Begin Supplied material
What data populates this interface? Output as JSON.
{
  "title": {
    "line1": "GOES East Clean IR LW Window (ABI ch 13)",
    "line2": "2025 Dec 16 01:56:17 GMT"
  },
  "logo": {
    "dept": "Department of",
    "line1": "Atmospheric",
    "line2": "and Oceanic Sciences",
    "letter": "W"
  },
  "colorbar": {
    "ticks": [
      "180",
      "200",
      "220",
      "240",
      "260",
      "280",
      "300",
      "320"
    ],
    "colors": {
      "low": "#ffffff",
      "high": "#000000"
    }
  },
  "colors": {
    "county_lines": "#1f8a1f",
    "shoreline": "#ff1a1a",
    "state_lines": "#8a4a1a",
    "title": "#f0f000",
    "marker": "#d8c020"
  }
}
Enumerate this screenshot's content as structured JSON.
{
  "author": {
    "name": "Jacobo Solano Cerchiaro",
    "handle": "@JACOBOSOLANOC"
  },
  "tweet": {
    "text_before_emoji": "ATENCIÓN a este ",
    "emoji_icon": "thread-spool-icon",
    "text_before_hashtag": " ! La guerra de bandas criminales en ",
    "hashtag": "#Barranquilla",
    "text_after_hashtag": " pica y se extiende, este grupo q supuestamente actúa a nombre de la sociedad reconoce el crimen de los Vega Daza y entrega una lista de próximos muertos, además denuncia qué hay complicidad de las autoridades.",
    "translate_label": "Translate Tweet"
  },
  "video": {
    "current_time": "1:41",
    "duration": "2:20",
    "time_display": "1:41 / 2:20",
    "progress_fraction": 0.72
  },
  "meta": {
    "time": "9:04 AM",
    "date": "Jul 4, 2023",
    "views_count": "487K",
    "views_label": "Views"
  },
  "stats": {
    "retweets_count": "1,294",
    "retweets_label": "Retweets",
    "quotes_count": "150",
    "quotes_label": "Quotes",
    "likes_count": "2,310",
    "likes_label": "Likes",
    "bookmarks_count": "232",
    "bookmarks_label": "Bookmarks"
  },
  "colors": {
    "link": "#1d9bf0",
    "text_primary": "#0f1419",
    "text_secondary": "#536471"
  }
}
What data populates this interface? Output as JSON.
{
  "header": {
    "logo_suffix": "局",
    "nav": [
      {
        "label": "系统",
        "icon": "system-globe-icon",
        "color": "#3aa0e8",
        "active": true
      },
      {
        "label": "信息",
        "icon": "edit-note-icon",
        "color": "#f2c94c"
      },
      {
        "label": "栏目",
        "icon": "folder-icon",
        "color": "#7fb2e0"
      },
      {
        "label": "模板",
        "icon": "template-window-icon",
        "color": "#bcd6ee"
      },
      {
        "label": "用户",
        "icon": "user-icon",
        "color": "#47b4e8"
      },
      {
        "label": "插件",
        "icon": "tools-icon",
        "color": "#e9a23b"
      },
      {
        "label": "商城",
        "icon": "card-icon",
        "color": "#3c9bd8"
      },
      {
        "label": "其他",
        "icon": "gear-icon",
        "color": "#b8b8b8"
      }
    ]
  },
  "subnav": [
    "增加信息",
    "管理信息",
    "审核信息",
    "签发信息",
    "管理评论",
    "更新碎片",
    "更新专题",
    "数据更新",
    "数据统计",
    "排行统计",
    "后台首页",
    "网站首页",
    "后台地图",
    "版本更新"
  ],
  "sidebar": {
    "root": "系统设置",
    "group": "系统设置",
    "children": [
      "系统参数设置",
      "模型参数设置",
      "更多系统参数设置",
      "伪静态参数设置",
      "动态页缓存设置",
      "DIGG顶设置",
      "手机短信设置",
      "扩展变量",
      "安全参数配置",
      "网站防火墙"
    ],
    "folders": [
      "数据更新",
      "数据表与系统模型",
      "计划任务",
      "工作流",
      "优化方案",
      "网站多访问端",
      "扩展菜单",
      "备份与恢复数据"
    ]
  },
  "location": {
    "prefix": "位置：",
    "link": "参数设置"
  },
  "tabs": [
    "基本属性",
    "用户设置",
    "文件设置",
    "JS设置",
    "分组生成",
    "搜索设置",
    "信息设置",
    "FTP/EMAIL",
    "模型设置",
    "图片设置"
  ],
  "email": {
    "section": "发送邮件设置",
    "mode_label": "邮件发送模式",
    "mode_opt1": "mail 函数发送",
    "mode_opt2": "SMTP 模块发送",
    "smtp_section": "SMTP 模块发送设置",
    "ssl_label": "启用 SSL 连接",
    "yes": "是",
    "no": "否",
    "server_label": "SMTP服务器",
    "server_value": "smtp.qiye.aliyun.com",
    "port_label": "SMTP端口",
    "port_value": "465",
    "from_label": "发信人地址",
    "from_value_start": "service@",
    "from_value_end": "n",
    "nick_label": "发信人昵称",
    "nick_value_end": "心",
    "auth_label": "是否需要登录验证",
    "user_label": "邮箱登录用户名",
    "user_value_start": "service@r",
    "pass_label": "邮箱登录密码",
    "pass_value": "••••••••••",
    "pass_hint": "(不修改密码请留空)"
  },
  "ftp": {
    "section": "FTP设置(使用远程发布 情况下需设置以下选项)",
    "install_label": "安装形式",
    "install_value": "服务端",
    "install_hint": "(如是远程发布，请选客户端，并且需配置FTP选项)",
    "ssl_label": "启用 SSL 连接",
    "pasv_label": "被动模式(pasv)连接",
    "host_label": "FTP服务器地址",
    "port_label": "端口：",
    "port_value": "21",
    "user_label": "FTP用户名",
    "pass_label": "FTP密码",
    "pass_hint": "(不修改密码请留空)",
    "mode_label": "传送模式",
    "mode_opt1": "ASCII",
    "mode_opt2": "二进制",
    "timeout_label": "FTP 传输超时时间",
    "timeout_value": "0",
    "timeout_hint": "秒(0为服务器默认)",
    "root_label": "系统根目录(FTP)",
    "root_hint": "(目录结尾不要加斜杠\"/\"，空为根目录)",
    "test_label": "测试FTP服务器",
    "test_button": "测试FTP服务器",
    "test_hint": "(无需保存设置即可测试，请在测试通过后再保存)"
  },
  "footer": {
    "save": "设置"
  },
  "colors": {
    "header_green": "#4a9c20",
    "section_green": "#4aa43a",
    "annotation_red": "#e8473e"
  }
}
End Supplied material
→ Given instruction
Transcribe each entry exactly.

→ Reply to the task
What data populates this interface? Output as JSON.
{
  "title": {
    "line1": "GOES East Clean IR LW Window (ABI ch 13)",
    "line2": "2025 Dec 16 01:56:17 GMT"
  },
  "logo": {
    "dept": "Department of",
    "line1": "Atmospheric",
    "line2": "and Oceanic Sciences",
    "letter": "W"
  },
  "colorbar": {
    "ticks": [
      "180",
      "200",
      "220",
      "240",
      "260",
      "280",
      "300",
      "320"
    ],
    "colors": {
      "low": "#ffffff",
      "high": "#000000"
    }
  },
  "colors": {
    "county_lines": "#1f8a1f",
    "shoreline": "#ff1a1a",
    "state_lines": "#8a4a1a",
    "title": "#f0f000",
    "marker": "#d8c020"
  }
}
Enumerate this screenshot's content as structured JSON.
{
  "author": {
    "name": "Jacobo Solano Cerchiaro",
    "handle": "@JACOBOSOLANOC"
  },
  "tweet": {
    "text_before_emoji": "ATENCIÓN a este ",
    "emoji_icon": "thread-spool-icon",
    "text_before_hashtag": " ! La guerra de bandas criminales en ",
    "hashtag": "#Barranquilla",
    "text_after_hashtag": " pica y se extiende, este grupo q supuestamente actúa a nombre de la sociedad reconoce el crimen de los Vega Daza y entrega una lista de próximos muertos, además denuncia qué hay complicidad de las autoridades.",
    "translate_label": "Translate Tweet"
  },
  "video": {
    "current_time": "1:41",
    "duration": "2:20",
    "time_display": "1:41 / 2:20",
    "progress_fraction": 0.72
  },
  "meta": {
    "time": "9:04 AM",
    "date": "Jul 4, 2023",
    "views_count": "487K",
    "views_label": "Views"
  },
  "stats": {
    "retweets_count": "1,294",
    "retweets_label": "Retweets",
    "quotes_count": "150",
    "quotes_label": "Quotes",
    "likes_count": "2,310",
    "likes_label": "Likes",
    "bookmarks_count": "232",
    "bookmarks_label": "Bookmarks"
  },
  "colors": {
    "link": "#1d9bf0",
    "text_primary": "#0f1419",
    "text_secondary": "#536471"
  }
}
What data populates this interface? Output as JSON.
{
  "header": {
    "logo_suffix": "局",
    "nav": [
      {
        "label": "系统",
        "icon": "system-globe-icon",
        "color": "#3aa0e8",
        "active": true
      },
      {
        "label": "信息",
        "icon": "edit-note-icon",
        "color": "#f2c94c"
      },
      {
        "label": "栏目",
        "icon": "folder-icon",
        "color": "#7fb2e0"
      },
      {
        "label": "模板",
        "icon": "template-window-icon",
        "color": "#bcd6ee"
      },
      {
        "label": "用户",
        "icon": "user-icon",
        "color": "#47b4e8"
      },
      {
        "label": "插件",
        "icon": "tools-icon",
        "color": "#e9a23b"
      },
      {
        "label": "商城",
        "icon": "card-icon",
        "color": "#3c9bd8"
      },
      {
        "label": "其他",
        "icon": "gear-icon",
        "color": "#b8b8b8"
      }
    ]
  },
  "subnav": [
    "增加信息",
    "管理信息",
    "审核信息",
    "签发信息",
    "管理评论",
    "更新碎片",
    "更新专题",
    "数据更新",
    "数据统计",
    "排行统计",
    "后台首页",
    "网站首页",
    "后台地图",
    "版本更新"
  ],
  "sidebar": {
    "root": "系统设置",
    "group": "系统设置",
    "children": [
      "系统参数设置",
      "模型参数设置",
      "更多系统参数设置",
      "伪静态参数设置",
      "动态页缓存设置",
      "DIGG顶设置",
      "手机短信设置",
      "扩展变量",
      "安全参数配置",
      "网站防火墙"
    ],
    "folders": [
      "数据更新",
      "数据表与系统模型",
      "计划任务",
      "工作流",
      "优化方案",
      "网站多访问端",
      "扩展菜单",
      "备份与恢复数据"
    ]
  },
  "location": {
    "prefix": "位置：",
    "link": "参数设置"
  },
  "tabs": [
    "基本属性",
    "用户设置",
    "文件设置",
    "JS设置",
    "分组生成",
    "搜索设置",
    "信息设置",
    "FTP/EMAIL",
    "模型设置",
    "图片设置"
  ],
  "email": {
    "section": "发送邮件设置",
    "mode_label": "邮件发送模式",
    "mode_opt1": "mail 函数发送",
    "mode_opt2": "SMTP 模块发送",
    "smtp_section": "SMTP 模块发送设置",
    "ssl_label": "启用 SSL 连接",
    "yes": "是",
    "no": "否",
    "server_label": "SMTP服务器",
    "server_value": "smtp.qiye.aliyun.com",
    "port_label": "SMTP端口",
    "port_value": "465",
    "from_label": "发信人地址",
    "from_value_start": "service@",
    "from_value_end": "n",
    "nick_label": "发信人昵称",
    "nick_value_end": "心",
    "auth_label": "是否需要登录验证",
    "user_label": "邮箱登录用户名",
    "user_value_start": "service@r",
    "pass_label": "邮箱登录密码",
    "pass_value": "••••••••••",
    "pass_hint": "(不修改密码请留空)"
  },
  "ftp": {
    "section": "FTP设置(使用远程发布 情况下需设置以下选项)",
    "install_label": "安装形式",
    "install_value": "服务端",
    "install_hint": "(如是远程发布，请选客户端，并且需配置FTP选项)",
    "ssl_label": "启用 SSL 连接",
    "pasv_label": "被动模式(pasv)连接",
    "host_label": "FTP服务器地址",
    "port_label": "端口：",
    "port_value": "21",
    "user_label": "FTP用户名",
    "pass_label": "FTP密码",
    "pass_hint": "(不修改密码请留空)",
    "mode_label": "传送模式",
    "mode_opt1": "ASCII",
    "mode_opt2": "二进制",
    "timeout_label": "FTP 传输超时时间",
    "timeout_value": "0",
    "timeout_hint": "秒(0为服务器默认)",
    "root_label": "系统根目录(FTP)",
    "root_hint": "(目录结尾不要加斜杠\"/\"，空为根目录)",
    "test_label": "测试FTP服务器",
    "test_button": "测试FTP服务器",
    "test_hint": "(无需保存设置即可测试，请在测试通过后再保存)"
  },
  "footer": {
    "save": "设置"
  },
  "colors": {
    "header_green": "#4a9c20",
    "section_green": "#4aa43a",
    "annotation_red": "#e8473e"
  }
}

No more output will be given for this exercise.